> _TASK PROMPT_:
Bring together all lines of the material below that contain the string "What".

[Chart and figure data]
-- START --

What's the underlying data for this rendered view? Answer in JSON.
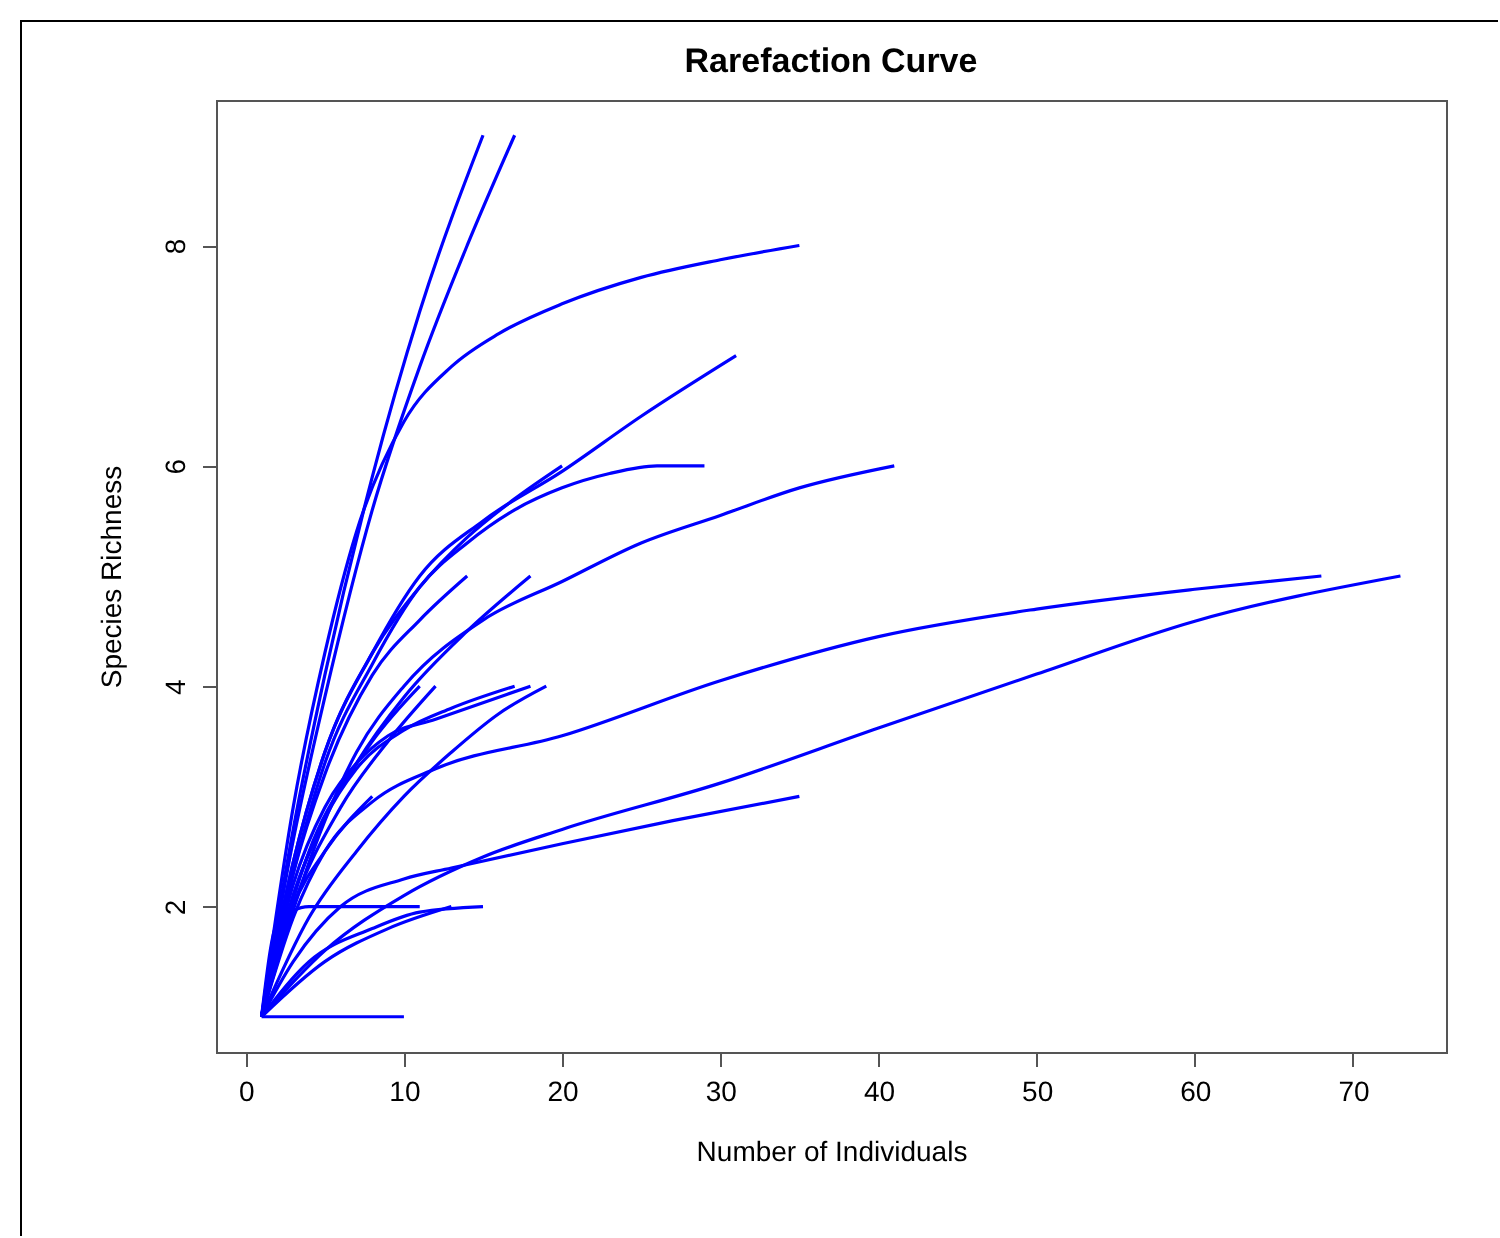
{
  "chart_data": {
    "type": "line",
    "title": "Rarefaction Curve",
    "xlabel": "Number of Individuals",
    "ylabel": "Species Richness",
    "xlim": [
      -1.88,
      75.88
    ],
    "ylim": [
      0.68,
      9.32
    ],
    "xticks": [
      0,
      10,
      20,
      30,
      40,
      50,
      60,
      70
    ],
    "yticks": [
      2,
      4,
      6,
      8
    ],
    "series": [
      {
        "color": "#0000ff",
        "x": [
          1,
          3,
          5,
          8,
          11,
          15
        ],
        "values": [
          1,
          2.7,
          4.1,
          5.9,
          7.4,
          9
        ]
      },
      {
        "color": "#0000ff",
        "x": [
          1,
          3,
          5,
          8,
          11,
          14,
          17
        ],
        "values": [
          1,
          2.6,
          3.9,
          5.6,
          6.9,
          8,
          9
        ]
      },
      {
        "color": "#0000ff",
        "x": [
          1,
          3,
          5,
          7,
          10,
          13,
          16,
          20,
          25,
          30,
          35
        ],
        "values": [
          1,
          2.9,
          4.3,
          5.4,
          6.4,
          6.9,
          7.2,
          7.47,
          7.71,
          7.87,
          8
        ]
      },
      {
        "color": "#0000ff",
        "x": [
          1,
          3,
          5,
          8,
          11,
          15,
          20,
          25,
          31
        ],
        "values": [
          1,
          2.4,
          3.4,
          4.3,
          5,
          5.5,
          5.95,
          6.45,
          7
        ]
      },
      {
        "color": "#0000ff",
        "x": [
          1,
          3,
          5,
          8,
          11,
          14,
          17,
          20
        ],
        "values": [
          1,
          2.4,
          3.4,
          4.3,
          4.9,
          5.35,
          5.7,
          6
        ]
      },
      {
        "color": "#0000ff",
        "x": [
          1,
          3,
          5,
          8,
          11,
          14,
          17,
          20,
          23,
          26,
          29
        ],
        "values": [
          1,
          2.3,
          3.3,
          4.2,
          4.9,
          5.3,
          5.6,
          5.8,
          5.93,
          6,
          6
        ]
      },
      {
        "color": "#0000ff",
        "x": [
          1,
          4,
          7,
          10,
          15,
          20,
          25,
          30,
          35,
          41
        ],
        "values": [
          1,
          2.4,
          3.4,
          4,
          4.6,
          4.95,
          5.3,
          5.55,
          5.8,
          6
        ]
      },
      {
        "color": "#0000ff",
        "x": [
          1,
          3,
          5,
          8,
          11,
          14
        ],
        "values": [
          1,
          2.3,
          3.2,
          4.1,
          4.6,
          5
        ]
      },
      {
        "color": "#0000ff",
        "x": [
          1,
          4,
          7,
          10,
          14,
          18
        ],
        "values": [
          1,
          2.5,
          3.3,
          3.9,
          4.5,
          5
        ]
      },
      {
        "color": "#0000ff",
        "x": [
          1,
          3,
          5,
          8,
          12,
          20,
          30,
          40,
          50,
          60,
          68
        ],
        "values": [
          1,
          1.9,
          2.5,
          2.95,
          3.25,
          3.55,
          4.05,
          4.45,
          4.7,
          4.88,
          5
        ]
      },
      {
        "color": "#0000ff",
        "x": [
          1,
          5,
          10,
          15,
          20,
          30,
          40,
          50,
          60,
          73
        ],
        "values": [
          1,
          1.6,
          2.1,
          2.45,
          2.7,
          3.12,
          3.62,
          4.11,
          4.59,
          5
        ]
      },
      {
        "color": "#0000ff",
        "x": [
          1,
          3,
          6,
          10,
          13,
          20,
          27,
          35
        ],
        "values": [
          1,
          1.5,
          2,
          2.25,
          2.35,
          2.57,
          2.78,
          3
        ]
      },
      {
        "color": "#0000ff",
        "x": [
          1,
          10
        ],
        "values": [
          1,
          1
        ]
      },
      {
        "color": "#0000ff",
        "x": [
          1,
          4,
          8,
          11,
          15
        ],
        "values": [
          1,
          1.5,
          1.8,
          1.95,
          2
        ]
      },
      {
        "color": "#0000ff",
        "x": [
          1,
          2,
          4,
          11
        ],
        "values": [
          1,
          1.85,
          2,
          2
        ]
      },
      {
        "color": "#0000ff",
        "x": [
          1,
          5,
          9,
          13
        ],
        "values": [
          1,
          1.5,
          1.8,
          2
        ]
      },
      {
        "color": "#0000ff",
        "x": [
          1,
          3,
          5,
          7,
          9,
          12,
          15,
          18
        ],
        "values": [
          1,
          2.2,
          2.9,
          3.3,
          3.55,
          3.7,
          3.85,
          4
        ]
      },
      {
        "color": "#0000ff",
        "x": [
          1,
          3,
          5,
          7,
          10,
          13,
          17
        ],
        "values": [
          1,
          2.1,
          2.8,
          3.25,
          3.6,
          3.8,
          4
        ]
      },
      {
        "color": "#0000ff",
        "x": [
          1,
          4,
          7,
          10,
          13,
          16,
          19
        ],
        "values": [
          1,
          1.9,
          2.5,
          3,
          3.4,
          3.75,
          4
        ]
      },
      {
        "color": "#0000ff",
        "x": [
          1,
          3,
          5,
          8,
          11
        ],
        "values": [
          1,
          2.1,
          2.8,
          3.5,
          4
        ]
      },
      {
        "color": "#0000ff",
        "x": [
          1,
          3,
          6,
          9,
          12
        ],
        "values": [
          1,
          2,
          2.9,
          3.5,
          4
        ]
      },
      {
        "color": "#0000ff",
        "x": [
          1,
          3,
          5,
          8
        ],
        "values": [
          1,
          2,
          2.5,
          3
        ]
      }
    ]
  }
}
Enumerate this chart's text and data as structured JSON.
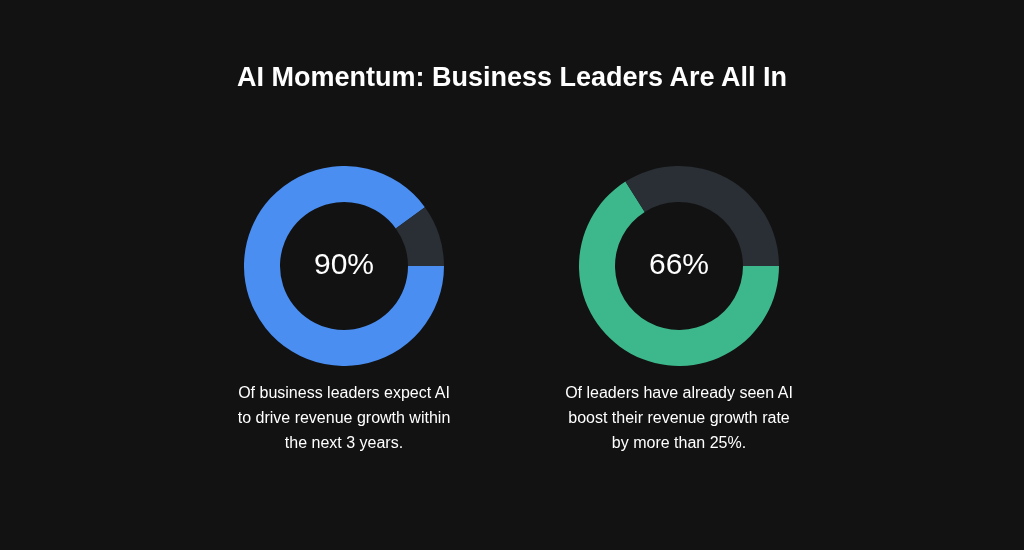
{
  "chart_data": [
    {
      "type": "other",
      "title": "AI Momentum: Business Leaders Are All In"
    },
    {
      "type": "donut",
      "categories": [
        null,
        null
      ],
      "values": [
        90,
        10
      ],
      "colors": [
        "#4a8ef2",
        "#2a2f35"
      ],
      "annotations": [
        "90%",
        "Of business leaders expect AI to drive revenue growth within the next 3 years."
      ]
    },
    {
      "type": "donut",
      "categories": [
        null,
        null
      ],
      "values": [
        66,
        34
      ],
      "colors": [
        "#3db88c",
        "#2a2f35"
      ],
      "annotations": [
        "66%",
        "Of leaders have already seen AI boost their revenue growth rate by more than 25%."
      ]
    }
  ]
}
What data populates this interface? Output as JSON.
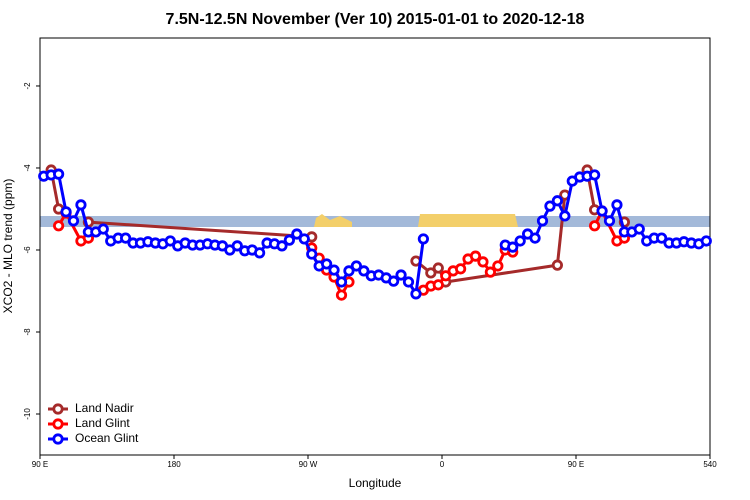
{
  "chart_data": {
    "type": "line",
    "title": "7.5N-12.5N November (Ver 10)   2015-01-01 to 2020-12-18",
    "x_label": "Longitude",
    "y_label": "XCO2 - MLO trend (ppm)",
    "xlim": [
      90,
      540
    ],
    "ylim": [
      -11,
      -0.83
    ],
    "xticks": [
      {
        "value": 90,
        "label": "90 E"
      },
      180,
      {
        "value": 270,
        "label": "90 W"
      },
      {
        "value": 360,
        "label": "0"
      },
      {
        "value": 450,
        "label": "90 E"
      },
      540
    ],
    "yticks": [
      -2,
      -4,
      -6,
      -8,
      -10
    ],
    "legend": "bottom-left",
    "series": [
      {
        "name": "Land Nadir",
        "color": "#a52a2a",
        "x": [
          97.5,
          102.5,
          112.5,
          122.5,
          272.5,
          282.5,
          342.5,
          352.5,
          357.5,
          362.5,
          437.5,
          442.5,
          447.5,
          457.5,
          462.5,
          472.5,
          482.5
        ],
        "values": [
          -4.05,
          -5.0,
          null,
          -5.32,
          -5.68,
          null,
          -6.27,
          -6.56,
          -6.44,
          -6.78,
          -6.37,
          -4.66,
          null,
          -4.05,
          -5.02,
          null,
          -5.32
        ]
      },
      {
        "name": "Land Glint",
        "color": "#ff0000",
        "x": [
          102.5,
          107.5,
          117.5,
          122.5,
          127.5,
          272.5,
          277.5,
          282.5,
          287.5,
          292.5,
          297.5,
          302.5,
          347.5,
          352.5,
          357.5,
          362.5,
          367.5,
          372.5,
          377.5,
          382.5,
          387.5,
          392.5,
          397.5,
          402.5,
          407.5,
          412.5,
          462.5,
          467.5,
          477.5,
          482.5
        ],
        "values": [
          -5.41,
          -5.1,
          -5.78,
          -5.71,
          null,
          -5.95,
          -6.2,
          -6.49,
          -6.66,
          -7.1,
          -6.78,
          null,
          -6.98,
          -6.88,
          -6.85,
          -6.63,
          -6.51,
          -6.46,
          -6.22,
          -6.15,
          -6.29,
          -6.54,
          -6.39,
          -6.0,
          -6.05,
          null,
          -5.41,
          -5.05,
          -5.78,
          -5.71
        ]
      },
      {
        "name": "Ocean Glint",
        "color": "#0000ff",
        "x": [
          92.5,
          97.5,
          102.5,
          107.5,
          112.5,
          117.5,
          122.5,
          127.5,
          132.5,
          137.5,
          142.5,
          147.5,
          152.5,
          157.5,
          162.5,
          167.5,
          172.5,
          177.5,
          182.5,
          187.5,
          192.5,
          197.5,
          202.5,
          207.5,
          212.5,
          217.5,
          222.5,
          227.5,
          232.5,
          237.5,
          242.5,
          247.5,
          252.5,
          257.5,
          262.5,
          267.5,
          272.5,
          277.5,
          282.5,
          287.5,
          292.5,
          297.5,
          302.5,
          307.5,
          312.5,
          317.5,
          322.5,
          327.5,
          332.5,
          337.5,
          342.5,
          347.5,
          352.5,
          357.5,
          362.5,
          367.5,
          372.5,
          377.5,
          382.5,
          387.5,
          392.5,
          397.5,
          402.5,
          407.5,
          412.5,
          417.5,
          422.5,
          427.5,
          432.5,
          437.5,
          442.5,
          447.5,
          452.5,
          457.5,
          462.5,
          467.5,
          472.5,
          477.5,
          482.5,
          487.5,
          492.5,
          497.5,
          502.5,
          507.5,
          512.5,
          517.5,
          522.5,
          527.5,
          532.5,
          537.5
        ],
        "values": [
          -4.2,
          -4.17,
          -4.15,
          -5.07,
          -5.29,
          -4.9,
          -5.56,
          -5.56,
          -5.49,
          -5.78,
          -5.71,
          -5.71,
          -5.83,
          -5.83,
          -5.8,
          -5.83,
          -5.85,
          -5.78,
          -5.9,
          -5.83,
          -5.88,
          -5.88,
          -5.85,
          -5.88,
          -5.9,
          -6.0,
          -5.9,
          -6.02,
          -6.0,
          -6.07,
          -5.83,
          -5.85,
          -5.9,
          -5.76,
          -5.61,
          -5.73,
          -6.1,
          -6.39,
          -6.34,
          -6.49,
          -6.78,
          -6.51,
          -6.39,
          -6.51,
          -6.63,
          -6.61,
          -6.68,
          -6.76,
          -6.61,
          -6.78,
          -7.07,
          -5.73,
          null,
          null,
          null,
          null,
          null,
          null,
          null,
          null,
          null,
          null,
          -5.88,
          -5.93,
          -5.78,
          -5.61,
          -5.71,
          -5.29,
          -4.93,
          -4.8,
          -5.17,
          -4.32,
          -4.22,
          -4.2,
          -4.17,
          -5.05,
          -5.29,
          -4.9,
          -5.56,
          -5.56,
          -5.49,
          -5.78,
          -5.71,
          -5.71,
          -5.83,
          -5.83,
          -5.8,
          -5.83,
          -5.85,
          -5.78
        ]
      }
    ]
  }
}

-- END --

> _RESULT OF THIS EXERCISE_:
What's the underlying data for this rendered view? Answer in JSON.
What data populates this interface? Output as JSON.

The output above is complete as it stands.